**Challenge**
Review the material line by line. Identify and copy every line that contains the string "this".

┄┄┄┄┄┄┄┄┄┄┄┄┄┄┄┄┄┄┄┄

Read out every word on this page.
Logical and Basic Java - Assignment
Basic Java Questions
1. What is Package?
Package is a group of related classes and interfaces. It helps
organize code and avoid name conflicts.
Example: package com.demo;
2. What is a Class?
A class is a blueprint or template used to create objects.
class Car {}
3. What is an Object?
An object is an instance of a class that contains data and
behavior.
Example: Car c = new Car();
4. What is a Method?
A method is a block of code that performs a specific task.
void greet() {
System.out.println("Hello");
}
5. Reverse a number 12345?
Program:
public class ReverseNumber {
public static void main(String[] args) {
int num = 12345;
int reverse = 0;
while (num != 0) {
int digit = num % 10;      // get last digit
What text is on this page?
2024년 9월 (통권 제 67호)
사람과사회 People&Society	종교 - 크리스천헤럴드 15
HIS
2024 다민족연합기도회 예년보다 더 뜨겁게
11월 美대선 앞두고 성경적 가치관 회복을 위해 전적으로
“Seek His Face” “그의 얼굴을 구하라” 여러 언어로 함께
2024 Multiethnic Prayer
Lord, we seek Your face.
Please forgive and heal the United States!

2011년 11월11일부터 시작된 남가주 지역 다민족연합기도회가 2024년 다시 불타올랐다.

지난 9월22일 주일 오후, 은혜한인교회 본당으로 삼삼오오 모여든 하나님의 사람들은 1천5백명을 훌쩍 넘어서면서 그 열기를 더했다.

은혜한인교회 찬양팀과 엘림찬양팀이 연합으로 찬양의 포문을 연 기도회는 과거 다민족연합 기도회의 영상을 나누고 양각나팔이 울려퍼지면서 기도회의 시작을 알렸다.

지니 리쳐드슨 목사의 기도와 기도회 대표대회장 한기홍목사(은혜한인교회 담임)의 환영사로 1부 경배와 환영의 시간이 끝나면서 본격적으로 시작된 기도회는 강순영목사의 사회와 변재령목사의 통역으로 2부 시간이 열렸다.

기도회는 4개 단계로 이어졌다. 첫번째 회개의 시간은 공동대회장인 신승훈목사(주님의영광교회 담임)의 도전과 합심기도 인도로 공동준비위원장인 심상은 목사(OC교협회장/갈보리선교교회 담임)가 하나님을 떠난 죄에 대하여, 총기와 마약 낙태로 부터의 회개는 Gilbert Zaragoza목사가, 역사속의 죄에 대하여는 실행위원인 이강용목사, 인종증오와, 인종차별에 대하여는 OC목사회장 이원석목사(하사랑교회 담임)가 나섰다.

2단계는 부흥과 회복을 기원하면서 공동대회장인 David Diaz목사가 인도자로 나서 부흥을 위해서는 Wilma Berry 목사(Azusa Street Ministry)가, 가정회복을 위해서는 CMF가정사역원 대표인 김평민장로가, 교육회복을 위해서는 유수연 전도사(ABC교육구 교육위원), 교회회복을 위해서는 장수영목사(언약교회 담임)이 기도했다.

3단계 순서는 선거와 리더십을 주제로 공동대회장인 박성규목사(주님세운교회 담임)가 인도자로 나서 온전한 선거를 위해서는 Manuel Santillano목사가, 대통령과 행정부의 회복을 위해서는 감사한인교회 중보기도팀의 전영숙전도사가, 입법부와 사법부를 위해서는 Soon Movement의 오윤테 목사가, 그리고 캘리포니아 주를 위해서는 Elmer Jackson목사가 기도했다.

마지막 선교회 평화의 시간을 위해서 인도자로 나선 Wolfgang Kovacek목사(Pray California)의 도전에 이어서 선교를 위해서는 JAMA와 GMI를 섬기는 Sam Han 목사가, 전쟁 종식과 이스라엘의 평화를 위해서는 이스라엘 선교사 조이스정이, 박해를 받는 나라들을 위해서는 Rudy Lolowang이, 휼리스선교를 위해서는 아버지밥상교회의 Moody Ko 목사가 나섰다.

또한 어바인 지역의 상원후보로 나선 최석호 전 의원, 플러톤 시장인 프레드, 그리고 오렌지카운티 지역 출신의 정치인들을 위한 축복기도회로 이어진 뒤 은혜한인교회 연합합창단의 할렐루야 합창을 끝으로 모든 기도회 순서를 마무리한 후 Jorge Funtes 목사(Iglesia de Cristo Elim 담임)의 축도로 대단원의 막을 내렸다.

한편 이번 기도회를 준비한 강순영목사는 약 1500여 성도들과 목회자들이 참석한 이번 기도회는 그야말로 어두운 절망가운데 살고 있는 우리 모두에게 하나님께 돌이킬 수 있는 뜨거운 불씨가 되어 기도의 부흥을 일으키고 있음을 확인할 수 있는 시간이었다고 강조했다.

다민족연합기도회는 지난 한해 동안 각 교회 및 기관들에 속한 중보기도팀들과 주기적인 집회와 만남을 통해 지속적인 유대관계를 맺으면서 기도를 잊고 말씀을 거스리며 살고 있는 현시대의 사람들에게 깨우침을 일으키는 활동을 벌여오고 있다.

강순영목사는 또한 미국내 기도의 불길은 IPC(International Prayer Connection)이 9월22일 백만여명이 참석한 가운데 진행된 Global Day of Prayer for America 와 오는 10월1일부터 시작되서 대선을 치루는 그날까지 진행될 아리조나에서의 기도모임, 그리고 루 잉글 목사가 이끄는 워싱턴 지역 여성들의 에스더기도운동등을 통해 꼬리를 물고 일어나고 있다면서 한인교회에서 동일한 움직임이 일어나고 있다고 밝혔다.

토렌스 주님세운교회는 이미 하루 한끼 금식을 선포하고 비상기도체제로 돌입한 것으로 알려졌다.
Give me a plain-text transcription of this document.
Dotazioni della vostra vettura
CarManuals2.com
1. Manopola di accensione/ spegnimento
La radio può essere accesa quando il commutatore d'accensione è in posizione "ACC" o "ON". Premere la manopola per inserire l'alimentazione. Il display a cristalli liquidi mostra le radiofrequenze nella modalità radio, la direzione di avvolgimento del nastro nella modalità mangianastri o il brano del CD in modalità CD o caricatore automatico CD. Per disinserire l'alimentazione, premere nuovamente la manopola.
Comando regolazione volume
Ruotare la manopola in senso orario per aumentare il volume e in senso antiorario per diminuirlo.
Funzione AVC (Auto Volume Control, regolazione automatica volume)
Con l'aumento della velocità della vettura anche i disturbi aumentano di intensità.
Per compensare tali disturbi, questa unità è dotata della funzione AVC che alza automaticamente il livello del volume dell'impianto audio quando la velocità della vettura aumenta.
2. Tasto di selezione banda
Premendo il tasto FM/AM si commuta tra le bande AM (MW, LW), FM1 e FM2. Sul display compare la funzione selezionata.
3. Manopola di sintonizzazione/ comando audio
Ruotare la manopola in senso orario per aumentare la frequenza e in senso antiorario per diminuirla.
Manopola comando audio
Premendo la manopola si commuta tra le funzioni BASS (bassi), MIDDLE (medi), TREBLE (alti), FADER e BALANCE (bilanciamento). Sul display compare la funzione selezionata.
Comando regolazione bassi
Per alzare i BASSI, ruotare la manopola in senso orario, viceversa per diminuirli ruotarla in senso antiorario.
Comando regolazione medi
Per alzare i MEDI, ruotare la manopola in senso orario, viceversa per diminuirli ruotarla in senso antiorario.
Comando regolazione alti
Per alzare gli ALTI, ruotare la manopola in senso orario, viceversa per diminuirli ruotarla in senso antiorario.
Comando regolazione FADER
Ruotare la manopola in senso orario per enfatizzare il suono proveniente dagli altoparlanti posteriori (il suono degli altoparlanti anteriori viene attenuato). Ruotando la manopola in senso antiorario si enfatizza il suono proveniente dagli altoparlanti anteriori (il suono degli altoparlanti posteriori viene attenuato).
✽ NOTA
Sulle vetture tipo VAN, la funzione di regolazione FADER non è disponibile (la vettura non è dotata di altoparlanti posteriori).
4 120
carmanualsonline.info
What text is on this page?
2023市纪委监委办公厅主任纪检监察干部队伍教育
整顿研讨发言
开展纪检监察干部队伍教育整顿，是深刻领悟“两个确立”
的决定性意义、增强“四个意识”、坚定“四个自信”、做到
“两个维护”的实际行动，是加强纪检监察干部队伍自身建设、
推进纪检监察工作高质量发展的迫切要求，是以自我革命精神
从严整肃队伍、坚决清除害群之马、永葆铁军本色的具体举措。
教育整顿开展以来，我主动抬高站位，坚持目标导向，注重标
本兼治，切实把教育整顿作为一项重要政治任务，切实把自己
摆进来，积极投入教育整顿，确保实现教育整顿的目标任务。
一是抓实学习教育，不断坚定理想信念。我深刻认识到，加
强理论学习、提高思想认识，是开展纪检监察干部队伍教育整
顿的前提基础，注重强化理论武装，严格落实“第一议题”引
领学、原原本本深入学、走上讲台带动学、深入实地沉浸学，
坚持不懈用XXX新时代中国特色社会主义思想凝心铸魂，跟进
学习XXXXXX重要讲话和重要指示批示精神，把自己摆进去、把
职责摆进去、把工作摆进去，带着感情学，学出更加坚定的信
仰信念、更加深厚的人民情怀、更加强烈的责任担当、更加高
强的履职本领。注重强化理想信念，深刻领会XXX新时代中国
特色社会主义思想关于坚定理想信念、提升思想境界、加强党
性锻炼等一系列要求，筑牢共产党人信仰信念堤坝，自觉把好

┄┄┄┄┄┄┄┄┄┄┄┄┄┄┄┄┄┄┄┄

**Final result**
Read out every word on this page.
What text is on this page?
Give me a plain-text transcription of this document.
What text is on this page?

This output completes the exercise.